BRIEF
Your task is to output all the records below, word for word.

--

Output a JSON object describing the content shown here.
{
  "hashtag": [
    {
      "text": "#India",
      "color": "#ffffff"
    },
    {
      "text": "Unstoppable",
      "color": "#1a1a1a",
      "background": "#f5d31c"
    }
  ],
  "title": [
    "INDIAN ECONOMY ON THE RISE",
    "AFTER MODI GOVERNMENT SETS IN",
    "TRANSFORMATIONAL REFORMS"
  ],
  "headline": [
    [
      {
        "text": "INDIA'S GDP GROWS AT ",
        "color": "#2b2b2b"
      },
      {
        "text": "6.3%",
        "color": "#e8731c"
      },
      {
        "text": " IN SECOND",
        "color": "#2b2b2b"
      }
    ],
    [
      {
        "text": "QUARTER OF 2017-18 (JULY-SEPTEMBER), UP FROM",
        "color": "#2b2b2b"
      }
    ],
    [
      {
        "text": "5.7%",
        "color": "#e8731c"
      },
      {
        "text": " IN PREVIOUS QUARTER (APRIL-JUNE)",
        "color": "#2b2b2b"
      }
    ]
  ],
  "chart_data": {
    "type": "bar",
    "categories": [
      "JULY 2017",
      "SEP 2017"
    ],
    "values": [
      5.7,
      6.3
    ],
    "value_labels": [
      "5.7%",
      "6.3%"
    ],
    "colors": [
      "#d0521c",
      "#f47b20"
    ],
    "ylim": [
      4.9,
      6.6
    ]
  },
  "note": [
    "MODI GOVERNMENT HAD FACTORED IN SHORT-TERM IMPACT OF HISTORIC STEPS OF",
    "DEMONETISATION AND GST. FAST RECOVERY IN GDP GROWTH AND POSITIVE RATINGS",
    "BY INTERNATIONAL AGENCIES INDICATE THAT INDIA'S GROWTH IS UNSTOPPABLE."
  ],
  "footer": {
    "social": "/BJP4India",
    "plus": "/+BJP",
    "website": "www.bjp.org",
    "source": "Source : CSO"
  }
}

--

RESULT
Output a JSON object describing the content shown here.
{
  "hashtag": [
    {
      "text": "#India",
      "color": "#ffffff"
    },
    {
      "text": "Unstoppable",
      "color": "#1a1a1a",
      "background": "#f5d31c"
    }
  ],
  "title": [
    "INDIAN ECONOMY ON THE RISE",
    "AFTER MODI GOVERNMENT SETS IN",
    "TRANSFORMATIONAL REFORMS"
  ],
  "headline": [
    [
      {
        "text": "INDIA'S GDP GROWS AT ",
        "color": "#2b2b2b"
      },
      {
        "text": "6.3%",
        "color": "#e8731c"
      },
      {
        "text": " IN SECOND",
        "color": "#2b2b2b"
      }
    ],
    [
      {
        "text": "QUARTER OF 2017-18 (JULY-SEPTEMBER), UP FROM",
        "color": "#2b2b2b"
      }
    ],
    [
      {
        "text": "5.7%",
        "color": "#e8731c"
      },
      {
        "text": " IN PREVIOUS QUARTER (APRIL-JUNE)",
        "color": "#2b2b2b"
      }
    ]
  ],
  "chart_data": {
    "type": "bar",
    "categories": [
      "JULY 2017",
      "SEP 2017"
    ],
    "values": [
      5.7,
      6.3
    ],
    "value_labels": [
      "5.7%",
      "6.3%"
    ],
    "colors": [
      "#d0521c",
      "#f47b20"
    ],
    "ylim": [
      4.9,
      6.6
    ]
  },
  "note": [
    "MODI GOVERNMENT HAD FACTORED IN SHORT-TERM IMPACT OF HISTORIC STEPS OF",
    "DEMONETISATION AND GST. FAST RECOVERY IN GDP GROWTH AND POSITIVE RATINGS",
    "BY INTERNATIONAL AGENCIES INDICATE THAT INDIA'S GROWTH IS UNSTOPPABLE."
  ],
  "footer": {
    "social": "/BJP4India",
    "plus": "/+BJP",
    "website": "www.bjp.org",
    "source": "Source : CSO"
  }
}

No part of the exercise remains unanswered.